<<<<
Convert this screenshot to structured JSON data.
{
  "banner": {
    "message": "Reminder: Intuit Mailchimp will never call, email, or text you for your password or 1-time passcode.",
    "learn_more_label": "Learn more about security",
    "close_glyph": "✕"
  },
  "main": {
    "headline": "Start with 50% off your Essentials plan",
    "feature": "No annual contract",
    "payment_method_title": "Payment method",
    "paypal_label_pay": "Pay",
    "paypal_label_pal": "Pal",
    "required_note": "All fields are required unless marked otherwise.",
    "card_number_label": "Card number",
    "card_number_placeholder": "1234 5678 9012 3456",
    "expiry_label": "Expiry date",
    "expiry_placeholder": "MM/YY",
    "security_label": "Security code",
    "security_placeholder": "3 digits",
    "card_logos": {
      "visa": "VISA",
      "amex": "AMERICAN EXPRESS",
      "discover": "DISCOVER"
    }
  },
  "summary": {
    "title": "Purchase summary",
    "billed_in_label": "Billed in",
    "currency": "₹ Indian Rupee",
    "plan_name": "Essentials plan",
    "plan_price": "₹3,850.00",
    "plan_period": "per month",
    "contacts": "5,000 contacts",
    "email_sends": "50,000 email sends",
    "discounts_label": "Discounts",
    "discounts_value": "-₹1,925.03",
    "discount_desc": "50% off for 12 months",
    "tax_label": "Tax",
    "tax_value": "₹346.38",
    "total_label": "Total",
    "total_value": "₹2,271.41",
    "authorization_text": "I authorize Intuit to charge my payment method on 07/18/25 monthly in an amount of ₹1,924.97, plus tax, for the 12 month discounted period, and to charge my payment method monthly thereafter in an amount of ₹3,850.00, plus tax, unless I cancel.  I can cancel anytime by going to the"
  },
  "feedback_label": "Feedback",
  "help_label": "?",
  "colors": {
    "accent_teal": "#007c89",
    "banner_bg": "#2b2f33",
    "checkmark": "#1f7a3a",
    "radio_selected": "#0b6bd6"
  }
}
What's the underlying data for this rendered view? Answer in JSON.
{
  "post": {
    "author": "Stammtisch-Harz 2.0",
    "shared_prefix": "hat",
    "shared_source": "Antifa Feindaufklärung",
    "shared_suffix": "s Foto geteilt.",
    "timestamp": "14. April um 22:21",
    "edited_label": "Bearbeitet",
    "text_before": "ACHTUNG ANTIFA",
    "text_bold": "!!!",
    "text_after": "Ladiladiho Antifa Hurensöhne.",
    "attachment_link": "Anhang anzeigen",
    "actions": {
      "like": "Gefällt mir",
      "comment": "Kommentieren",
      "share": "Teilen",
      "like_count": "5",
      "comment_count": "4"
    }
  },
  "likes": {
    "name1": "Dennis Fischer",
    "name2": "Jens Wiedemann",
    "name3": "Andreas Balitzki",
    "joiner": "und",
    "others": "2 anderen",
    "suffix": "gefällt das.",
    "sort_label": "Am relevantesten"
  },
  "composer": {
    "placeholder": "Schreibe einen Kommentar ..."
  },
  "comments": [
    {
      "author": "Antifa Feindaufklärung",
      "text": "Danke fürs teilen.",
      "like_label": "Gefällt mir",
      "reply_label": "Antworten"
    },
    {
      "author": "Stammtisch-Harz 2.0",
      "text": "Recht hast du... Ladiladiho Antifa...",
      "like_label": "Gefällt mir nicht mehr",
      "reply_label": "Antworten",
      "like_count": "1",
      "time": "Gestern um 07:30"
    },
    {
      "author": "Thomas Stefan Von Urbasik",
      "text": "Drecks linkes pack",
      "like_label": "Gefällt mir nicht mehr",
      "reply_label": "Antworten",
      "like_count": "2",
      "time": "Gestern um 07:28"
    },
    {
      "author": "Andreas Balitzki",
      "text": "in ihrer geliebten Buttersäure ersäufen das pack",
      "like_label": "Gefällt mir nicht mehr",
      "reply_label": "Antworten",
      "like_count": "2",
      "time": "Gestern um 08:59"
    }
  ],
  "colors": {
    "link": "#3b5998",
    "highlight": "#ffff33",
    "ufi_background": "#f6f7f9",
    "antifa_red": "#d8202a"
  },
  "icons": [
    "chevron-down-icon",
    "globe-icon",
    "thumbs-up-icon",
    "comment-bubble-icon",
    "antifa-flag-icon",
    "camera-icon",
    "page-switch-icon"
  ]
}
>>>>
Requirement -
Reproduce each line verbatim.

Exercise solution -
Convert this screenshot to structured JSON data.
{
  "banner": {
    "message": "Reminder: Intuit Mailchimp will never call, email, or text you for your password or 1-time passcode.",
    "learn_more_label": "Learn more about security",
    "close_glyph": "✕"
  },
  "main": {
    "headline": "Start with 50% off your Essentials plan",
    "feature": "No annual contract",
    "payment_method_title": "Payment method",
    "paypal_label_pay": "Pay",
    "paypal_label_pal": "Pal",
    "required_note": "All fields are required unless marked otherwise.",
    "card_number_label": "Card number",
    "card_number_placeholder": "1234 5678 9012 3456",
    "expiry_label": "Expiry date",
    "expiry_placeholder": "MM/YY",
    "security_label": "Security code",
    "security_placeholder": "3 digits",
    "card_logos": {
      "visa": "VISA",
      "amex": "AMERICAN EXPRESS",
      "discover": "DISCOVER"
    }
  },
  "summary": {
    "title": "Purchase summary",
    "billed_in_label": "Billed in",
    "currency": "₹ Indian Rupee",
    "plan_name": "Essentials plan",
    "plan_price": "₹3,850.00",
    "plan_period": "per month",
    "contacts": "5,000 contacts",
    "email_sends": "50,000 email sends",
    "discounts_label": "Discounts",
    "discounts_value": "-₹1,925.03",
    "discount_desc": "50% off for 12 months",
    "tax_label": "Tax",
    "tax_value": "₹346.38",
    "total_label": "Total",
    "total_value": "₹2,271.41",
    "authorization_text": "I authorize Intuit to charge my payment method on 07/18/25 monthly in an amount of ₹1,924.97, plus tax, for the 12 month discounted period, and to charge my payment method monthly thereafter in an amount of ₹3,850.00, plus tax, unless I cancel.  I can cancel anytime by going to the"
  },
  "feedback_label": "Feedback",
  "help_label": "?",
  "colors": {
    "accent_teal": "#007c89",
    "banner_bg": "#2b2f33",
    "checkmark": "#1f7a3a",
    "radio_selected": "#0b6bd6"
  }
}
What's the underlying data for this rendered view? Answer in JSON.
{
  "post": {
    "author": "Stammtisch-Harz 2.0",
    "shared_prefix": "hat",
    "shared_source": "Antifa Feindaufklärung",
    "shared_suffix": "s Foto geteilt.",
    "timestamp": "14. April um 22:21",
    "edited_label": "Bearbeitet",
    "text_before": "ACHTUNG ANTIFA",
    "text_bold": "!!!",
    "text_after": "Ladiladiho Antifa Hurensöhne.",
    "attachment_link": "Anhang anzeigen",
    "actions": {
      "like": "Gefällt mir",
      "comment": "Kommentieren",
      "share": "Teilen",
      "like_count": "5",
      "comment_count": "4"
    }
  },
  "likes": {
    "name1": "Dennis Fischer",
    "name2": "Jens Wiedemann",
    "name3": "Andreas Balitzki",
    "joiner": "und",
    "others": "2 anderen",
    "suffix": "gefällt das.",
    "sort_label": "Am relevantesten"
  },
  "composer": {
    "placeholder": "Schreibe einen Kommentar ..."
  },
  "comments": [
    {
      "author": "Antifa Feindaufklärung",
      "text": "Danke fürs teilen.",
      "like_label": "Gefällt mir",
      "reply_label": "Antworten"
    },
    {
      "author": "Stammtisch-Harz 2.0",
      "text": "Recht hast du... Ladiladiho Antifa...",
      "like_label": "Gefällt mir nicht mehr",
      "reply_label": "Antworten",
      "like_count": "1",
      "time": "Gestern um 07:30"
    },
    {
      "author": "Thomas Stefan Von Urbasik",
      "text": "Drecks linkes pack",
      "like_label": "Gefällt mir nicht mehr",
      "reply_label": "Antworten",
      "like_count": "2",
      "time": "Gestern um 07:28"
    },
    {
      "author": "Andreas Balitzki",
      "text": "in ihrer geliebten Buttersäure ersäufen das pack",
      "like_label": "Gefällt mir nicht mehr",
      "reply_label": "Antworten",
      "like_count": "2",
      "time": "Gestern um 08:59"
    }
  ],
  "colors": {
    "link": "#3b5998",
    "highlight": "#ffff33",
    "ufi_background": "#f6f7f9",
    "antifa_red": "#d8202a"
  },
  "icons": [
    "chevron-down-icon",
    "globe-icon",
    "thumbs-up-icon",
    "comment-bubble-icon",
    "antifa-flag-icon",
    "camera-icon",
    "page-switch-icon"
  ]
}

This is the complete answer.